- _WHAT IS REQUIRED_: Turn these records into a Markdown table with the columns "Number" and "Record line," giving every line its own row and leaving out any blank lines.

Part of a data file
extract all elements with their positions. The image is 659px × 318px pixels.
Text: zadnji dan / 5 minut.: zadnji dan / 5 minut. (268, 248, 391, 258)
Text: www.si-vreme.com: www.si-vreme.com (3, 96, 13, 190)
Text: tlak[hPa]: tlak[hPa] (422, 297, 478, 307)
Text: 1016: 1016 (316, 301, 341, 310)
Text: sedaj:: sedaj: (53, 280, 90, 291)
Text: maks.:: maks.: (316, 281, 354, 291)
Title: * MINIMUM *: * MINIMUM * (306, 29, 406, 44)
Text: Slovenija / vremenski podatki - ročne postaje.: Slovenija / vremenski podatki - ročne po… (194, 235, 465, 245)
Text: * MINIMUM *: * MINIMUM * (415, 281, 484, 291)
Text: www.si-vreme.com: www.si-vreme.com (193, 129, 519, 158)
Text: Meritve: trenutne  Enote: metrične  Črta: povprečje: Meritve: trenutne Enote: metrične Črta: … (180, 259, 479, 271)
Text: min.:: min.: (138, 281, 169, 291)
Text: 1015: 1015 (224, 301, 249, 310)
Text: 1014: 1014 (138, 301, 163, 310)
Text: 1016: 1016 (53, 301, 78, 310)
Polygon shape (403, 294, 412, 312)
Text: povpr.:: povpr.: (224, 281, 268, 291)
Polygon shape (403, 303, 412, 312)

- _TASK RESULT_:
| Number | Record line |
|---|---|
| 1 | extract all elements with their positions. The image is 659px × 318px pixels. |
| 2 | Text: zadnji dan / 5 minut.: zadnji dan / 5 minut. (268, 248, 391, 258) |
| 3 | Text: www.si-vreme.com: www.si-vreme.com (3, 96, 13, 190) |
| 4 | Text: tlak[hPa]: tlak[hPa] (422, 297, 478, 307) |
| 5 | Text: 1016: 1016 (316, 301, 341, 310) |
| 6 | Text: sedaj:: sedaj: (53, 280, 90, 291) |
| 7 | Text: maks.:: maks.: (316, 281, 354, 291) |
| 8 | Title: * MINIMUM *: * MINIMUM * (306, 29, 406, 44) |
| 9 | Text: Slovenija / vremenski podatki - ročne postaje.: Slovenija / vremenski podatki - ročne po… (194, 235, 465, 245) |
| 10 | Text: * MINIMUM *: * MINIMUM * (415, 281, 484, 291) |
| 11 | Text: www.si-vreme.com: www.si-vreme.com (193, 129, 519, 158) |
| 12 | Text: Meritve: trenutne  Enote: metrične  Črta: povprečje: Meritve: trenutne Enote: metrične Črta: … (180, 259, 479, 271) |
| 13 | Text: min.:: min.: (138, 281, 169, 291) |
| 14 | Text: 1015: 1015 (224, 301, 249, 310) |
| 15 | Text: 1014: 1014 (138, 301, 163, 310) |
| 16 | Text: 1016: 1016 (53, 301, 78, 310) |
| 17 | Polygon shape (403, 294, 412, 312) |
| 18 | Text: povpr.:: povpr.: (224, 281, 268, 291) |
| 19 | Polygon shape (403, 303, 412, 312) |